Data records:
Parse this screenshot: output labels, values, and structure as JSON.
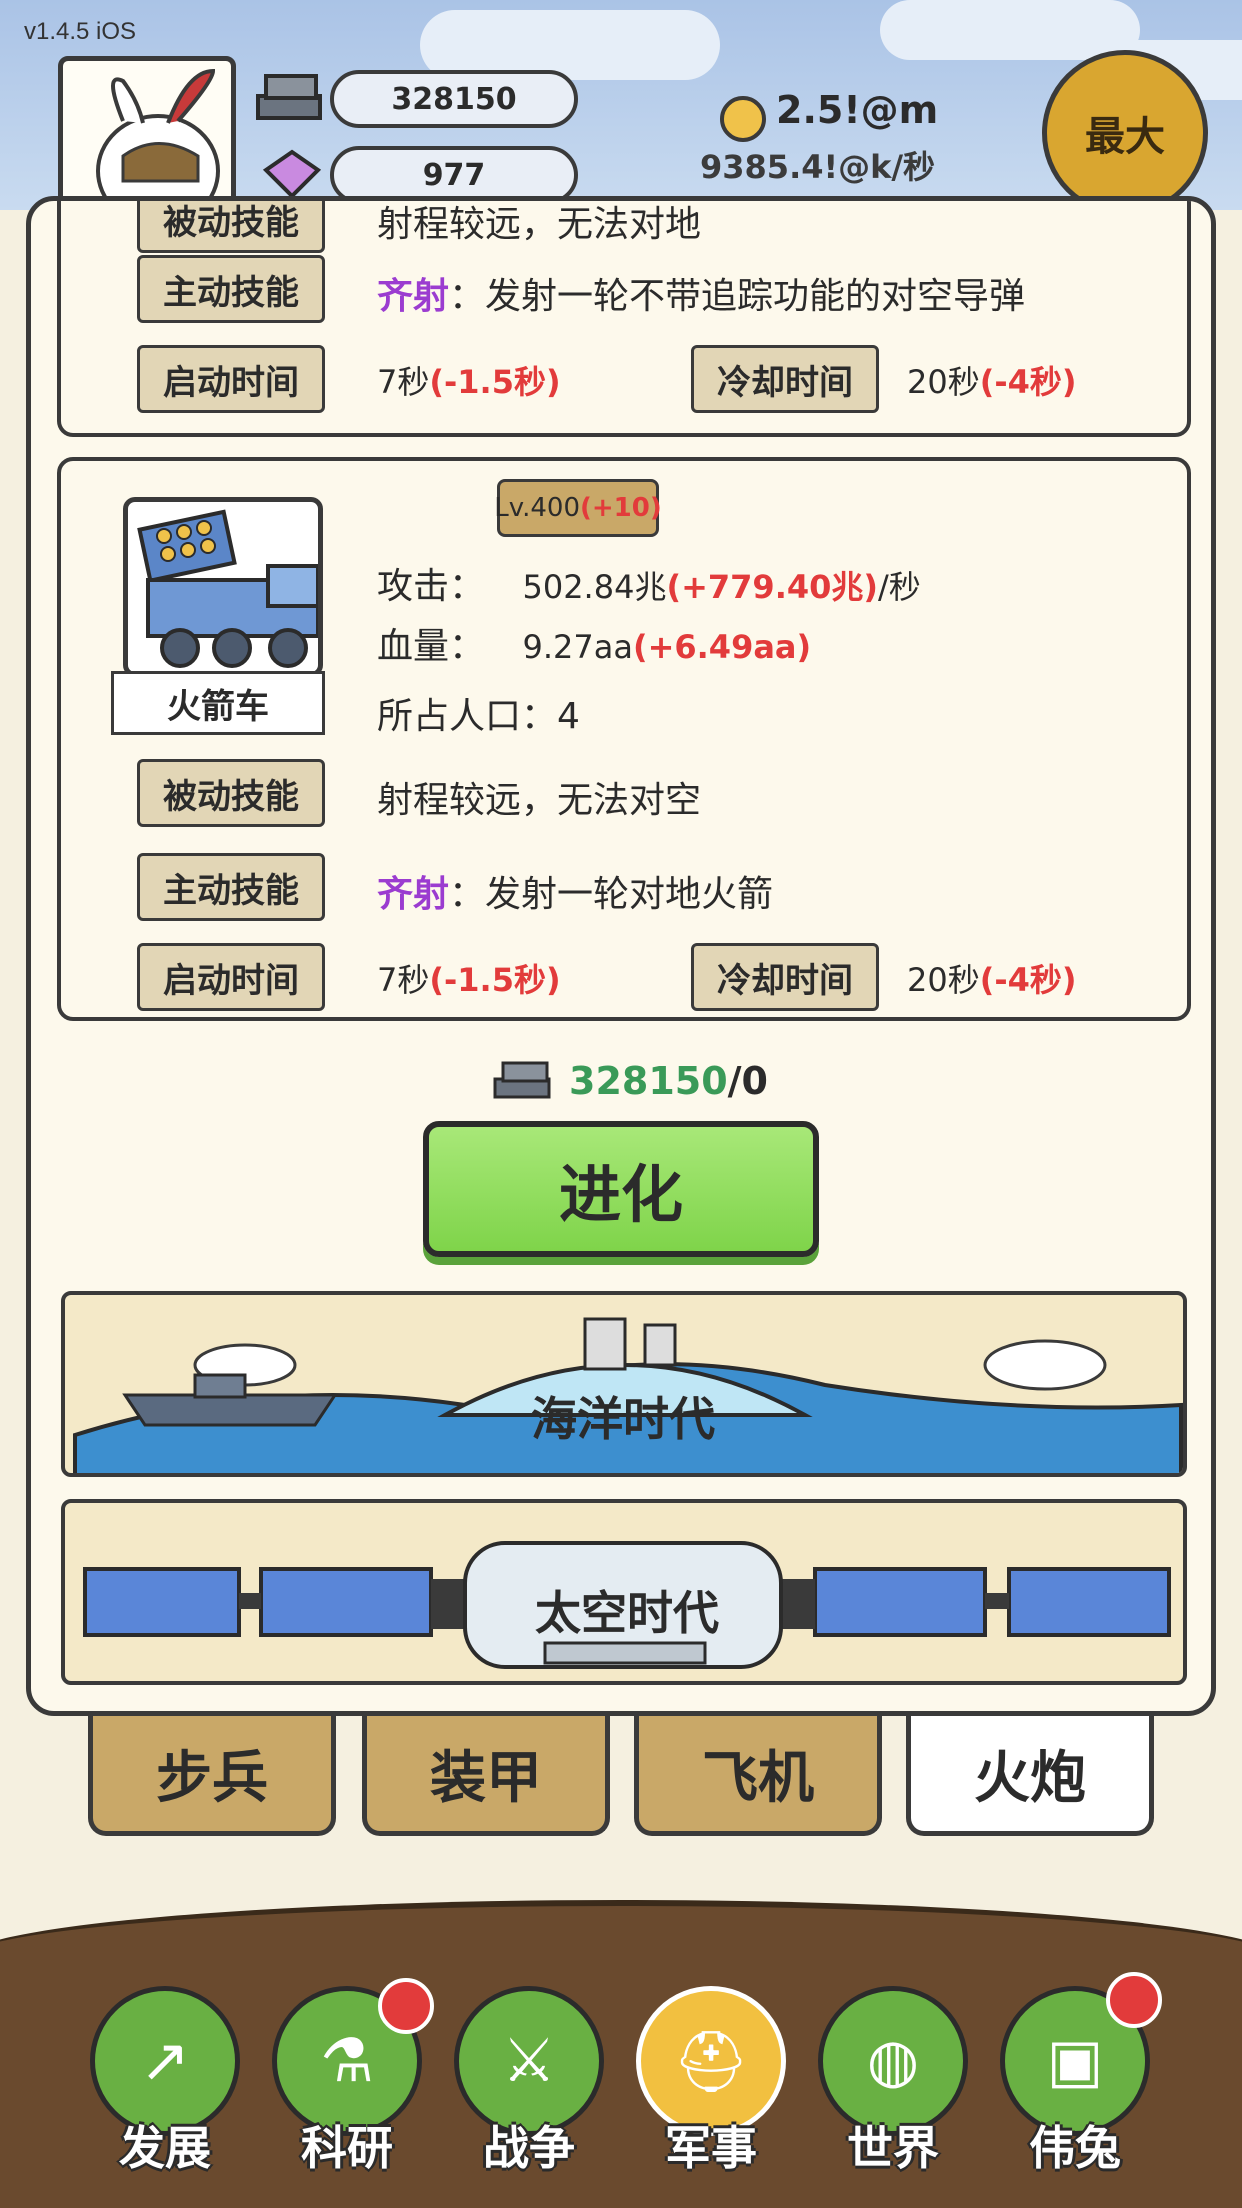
{
  "hud": {
    "version": "v1.4.5 iOS",
    "iron_amount": "328150",
    "gem_amount": "977",
    "coin_total": "2.5!@m",
    "coin_rate": "9385.4!@k/秒",
    "max_button": "最大"
  },
  "top_card": {
    "passive_partial": "被动技能",
    "passive_partial_text": "射程较远，无法对地",
    "active_tag": "主动技能",
    "active_skill_name": "齐射",
    "active_skill_desc": "：发射一轮不带追踪功能的对空导弹",
    "start_tag": "启动时间",
    "start_value": "7秒",
    "start_bonus": "(-1.5秒)",
    "cooldown_tag": "冷却时间",
    "cooldown_value": "20秒",
    "cooldown_bonus": "(-4秒)"
  },
  "unit_card": {
    "unit_name": "火箭车",
    "level": "Lv.400",
    "level_bonus": "(+10)",
    "attack_label": "攻击：",
    "attack_value": "502.84兆",
    "attack_bonus": "(+779.40兆)",
    "attack_unit": "/秒",
    "hp_label": "血量：",
    "hp_value": "9.27aa",
    "hp_bonus": "(+6.49aa)",
    "population": "所占人口：4",
    "passive_tag": "被动技能",
    "passive_text": "射程较远，无法对空",
    "active_tag": "主动技能",
    "active_skill_name": "齐射",
    "active_skill_desc": "：发射一轮对地火箭",
    "start_tag": "启动时间",
    "start_value": "7秒",
    "start_bonus": "(-1.5秒)",
    "cooldown_tag": "冷却时间",
    "cooldown_value": "20秒",
    "cooldown_bonus": "(-4秒)"
  },
  "evolve": {
    "cost_have": "328150",
    "cost_need": "/0",
    "button_label": "进化"
  },
  "eras": {
    "ocean": "海洋时代",
    "space": "太空时代"
  },
  "categories": [
    "步兵",
    "装甲",
    "飞机",
    "火炮"
  ],
  "nav": [
    "发展",
    "科研",
    "战争",
    "军事",
    "世界",
    "伟兔"
  ],
  "colors": {
    "skill_name": "#9b3cd0",
    "bonus": "#e23b3b",
    "evolve_green": "#7fd44a",
    "nav_green": "#69b043",
    "nav_active": "#f2c040"
  }
}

What to produce:
Omit each picture, then return all of the listing exactly as it stands.

Output:
Parse this screenshot: output labels, values, and structure as JSON.
{
  "hud": {
    "version": "v1.4.5 iOS",
    "iron_amount": "328150",
    "gem_amount": "977",
    "coin_total": "2.5!@m",
    "coin_rate": "9385.4!@k/秒",
    "max_button": "最大"
  },
  "top_card": {
    "passive_partial": "被动技能",
    "passive_partial_text": "射程较远，无法对地",
    "active_tag": "主动技能",
    "active_skill_name": "齐射",
    "active_skill_desc": "：发射一轮不带追踪功能的对空导弹",
    "start_tag": "启动时间",
    "start_value": "7秒",
    "start_bonus": "(-1.5秒)",
    "cooldown_tag": "冷却时间",
    "cooldown_value": "20秒",
    "cooldown_bonus": "(-4秒)"
  },
  "unit_card": {
    "unit_name": "火箭车",
    "level": "Lv.400",
    "level_bonus": "(+10)",
    "attack_label": "攻击：",
    "attack_value": "502.84兆",
    "attack_bonus": "(+779.40兆)",
    "attack_unit": "/秒",
    "hp_label": "血量：",
    "hp_value": "9.27aa",
    "hp_bonus": "(+6.49aa)",
    "population": "所占人口：4",
    "passive_tag": "被动技能",
    "passive_text": "射程较远，无法对空",
    "active_tag": "主动技能",
    "active_skill_name": "齐射",
    "active_skill_desc": "：发射一轮对地火箭",
    "start_tag": "启动时间",
    "start_value": "7秒",
    "start_bonus": "(-1.5秒)",
    "cooldown_tag": "冷却时间",
    "cooldown_value": "20秒",
    "cooldown_bonus": "(-4秒)"
  },
  "evolve": {
    "cost_have": "328150",
    "cost_need": "/0",
    "button_label": "进化"
  },
  "eras": {
    "ocean": "海洋时代",
    "space": "太空时代"
  },
  "categories": [
    "步兵",
    "装甲",
    "飞机",
    "火炮"
  ],
  "nav": [
    "发展",
    "科研",
    "战争",
    "军事",
    "世界",
    "伟兔"
  ],
  "colors": {
    "skill_name": "#9b3cd0",
    "bonus": "#e23b3b",
    "evolve_green": "#7fd44a",
    "nav_green": "#69b043",
    "nav_active": "#f2c040"
  }
}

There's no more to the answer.